▸ **WHAT THIS TASK INVOLVES**
Copy all lines of the listing that include the string "Where".

▸ **SUPPLIED MATERIAL**
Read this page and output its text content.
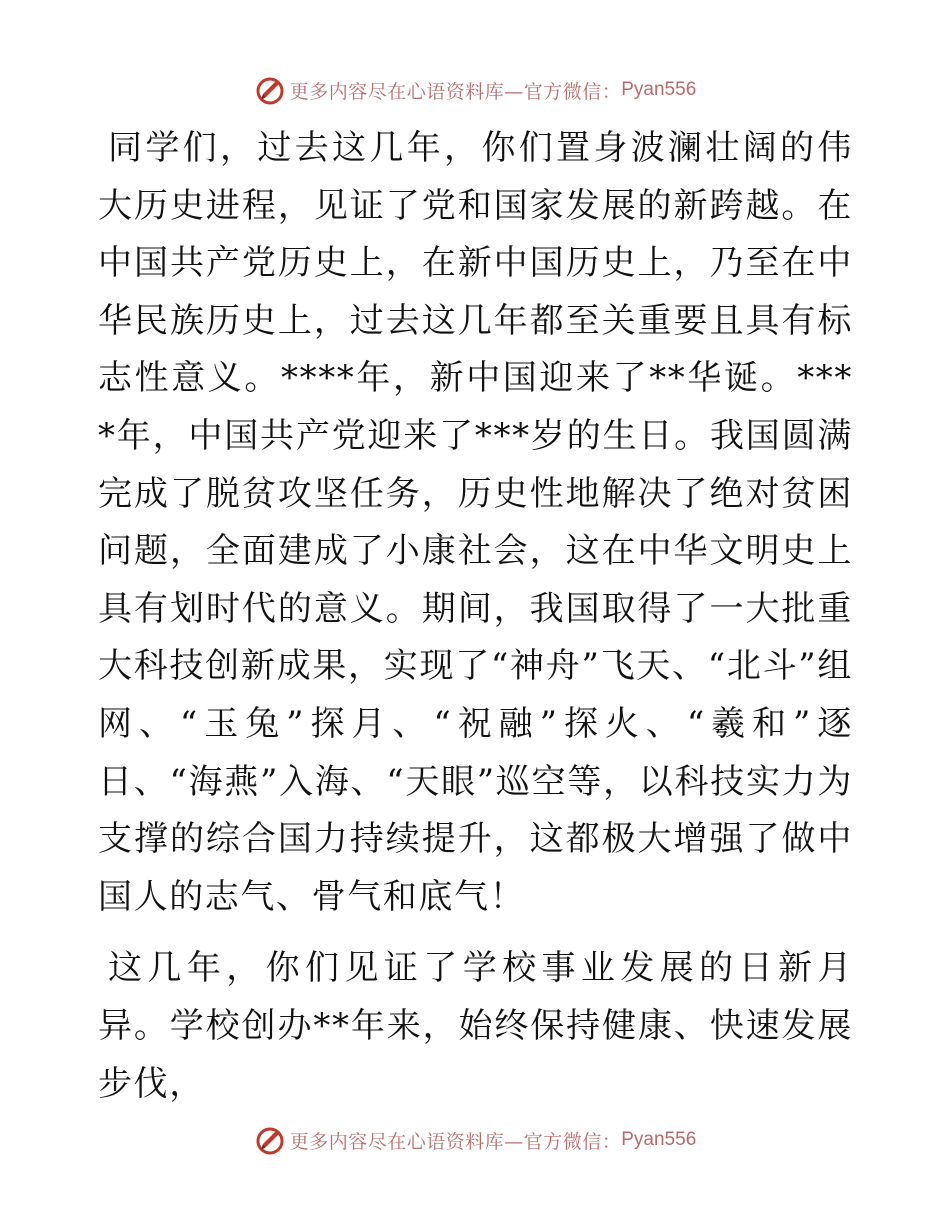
更多内容尽在心语资料库—官方微信： Pyan556

同学们，过去这几年，你们置身波澜壮阔的伟大历史进程，见证了党和国家发展的新跨越。在中国共产党历史上，在新中国历史上，乃至在中华民族历史上，过去这几年都至关重要且具有标志性意义。****年，新中国迎来了**华诞。****年，中国共产党迎来了***岁的生日。我国圆满完成了脱贫攻坚任务，历史性地解决了绝对贫困问题，全面建成了小康社会，这在中华文明史上具有划时代的意义。期间，我国取得了一大批重大科技创新成果，实现了“神舟”飞天、“北斗”组网、“玉兔”探月、“祝融”探火、“羲和”逐日、“海燕”入海、“天眼”巡空等，以科技实力为支撑的综合国力持续提升，这都极大增强了做中国人的志气、骨气和底气！

这几年，你们见证了学校事业发展的日新月异。学校创办**年来，始终保持健康、快速发展步伐，

更多内容尽在心语资料库—官方微信： Pyan556
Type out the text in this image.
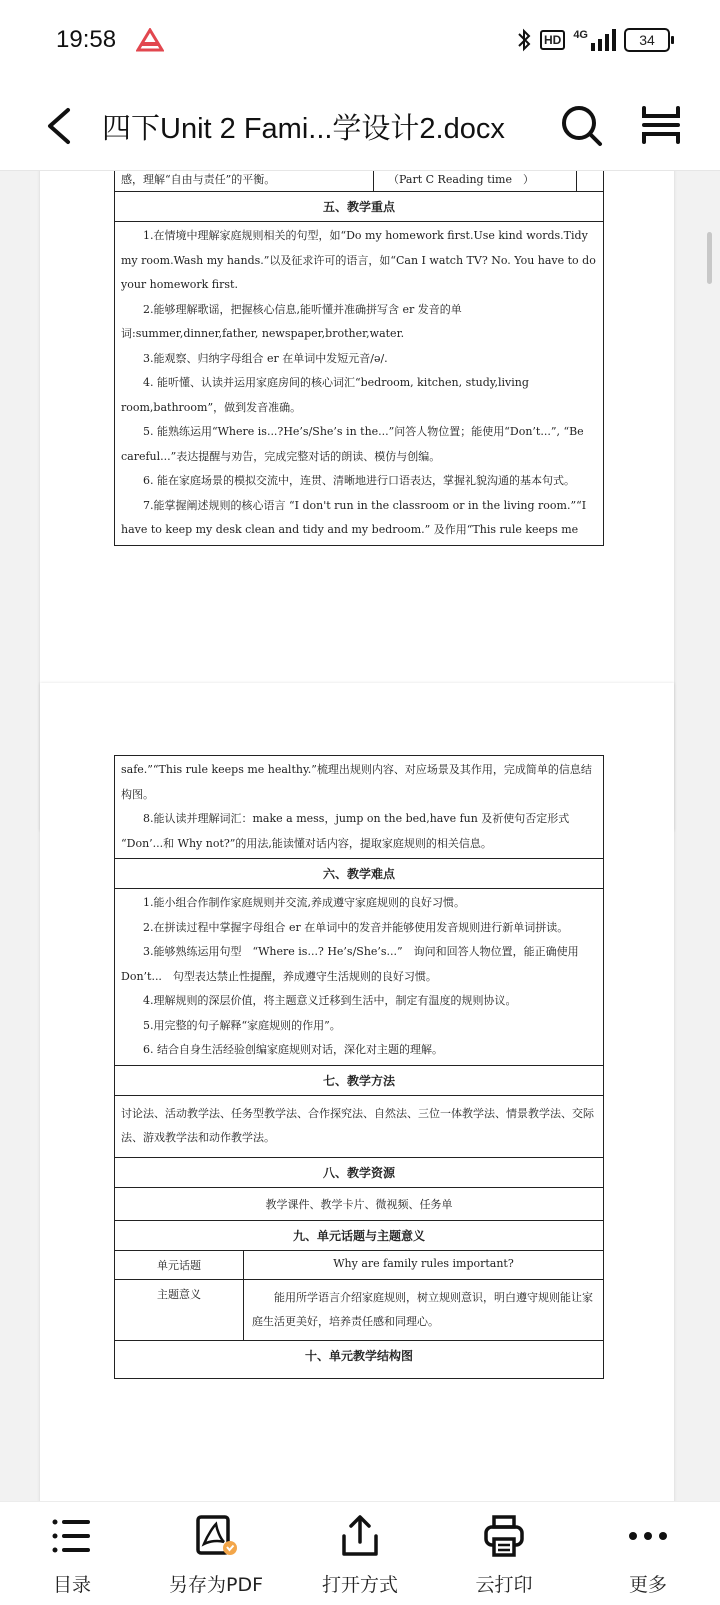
19:58	HD	4G	34
四下Unit 2 Fami...学设计2.docx
感，理解“自由与责任”的平衡。	（Part C Reading time　）
五、教学重点

1.在情境中理解家庭规则相关的句型，如“Do my homework first.Use kind words.Tidy my room.Wash my hands.”以及征求许可的语言，如“Can I watch TV? No. You have to do your homework first.

2.能够理解歌谣，把握核心信息,能听懂并准确拼写含 er 发音的单词:summer,dinner,father, newspaper,brother,water.

3.能观察、归纳字母组合 er 在单词中发短元音/ə/.

4. 能听懂、认读并运用家庭房间的核心词汇“bedroom, kitchen, study,living room,bathroom”，做到发音准确。

5. 能熟练运用“Where is...?He’s/She’s in the...”问答人物位置；能使用“Don’t...”, “Be careful...”表达提醒与劝告，完成完整对话的朗读、模仿与创编。

6. 能在家庭场景的模拟交流中，连贯、清晰地进行口语表达，掌握礼貌沟通的基本句式。

7.能掌握阐述规则的核心语言 “I don't run in the classroom or in the living room.”“I have to keep my desk clean and tidy and my bedroom.” 及作用“This rule keeps me

safe.”“This rule keeps me healthy.”梳理出规则内容、对应场景及其作用，完成简单的信息结构图。

8.能认读并理解词汇：make a mess，jump on the bed,have fun 及祈使句否定形式 “Don’...和 Why not?”的用法,能读懂对话内容，提取家庭规则的相关信息。

六、教学难点

1.能小组合作制作家庭规则并交流,养成遵守家庭规则的良好习惯。

2.在拼读过程中掌握字母组合 er 在单词中的发音并能够使用发音规则进行新单词拼读。

3.能够熟练运用句型　“Where is...? He’s/She’s...”　询问和回答人物位置，能正确使用　Don’t...　句型表达禁止性提醒，养成遵守生活规则的良好习惯。

4.理解规则的深层价值，将主题意义迁移到生活中，制定有温度的规则协议。

5.用完整的句子解释“家庭规则的作用”。

6. 结合自身生活经验创编家庭规则对话，深化对主题的理解。

七、教学方法

讨论法、活动教学法、任务型教学法、合作探究法、自然法、三位一体教学法、情景教学法、交际法、游戏教学法和动作教学法。

八、教学资源
教学课件、教学卡片、微视频、任务单
九、单元话题与主题意义
单元话题	Why are family rules important?
主题意义	能用所学语言介绍家庭规则，树立规则意识，明白遵守规则能让家庭生活更美好，培养责任感和同理心。
十、单元教学结构图
目录	另存为PDF	打开方式	云打印	更多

▸ **EXERCISE SOLUTION**
5. 能熟练运用“Where is...?He’s/She’s in the...”问答人物位置；能使用“Don’t...”, “Be careful...”表达提醒与劝告，完成完整对话的朗读、模仿与创编。
3.能够熟练运用句型　“Where is...? He’s/She’s...”　询问和回答人物位置，能正确使用　Don’t...　句型表达禁止性提醒，养成遵守生活规则的良好习惯。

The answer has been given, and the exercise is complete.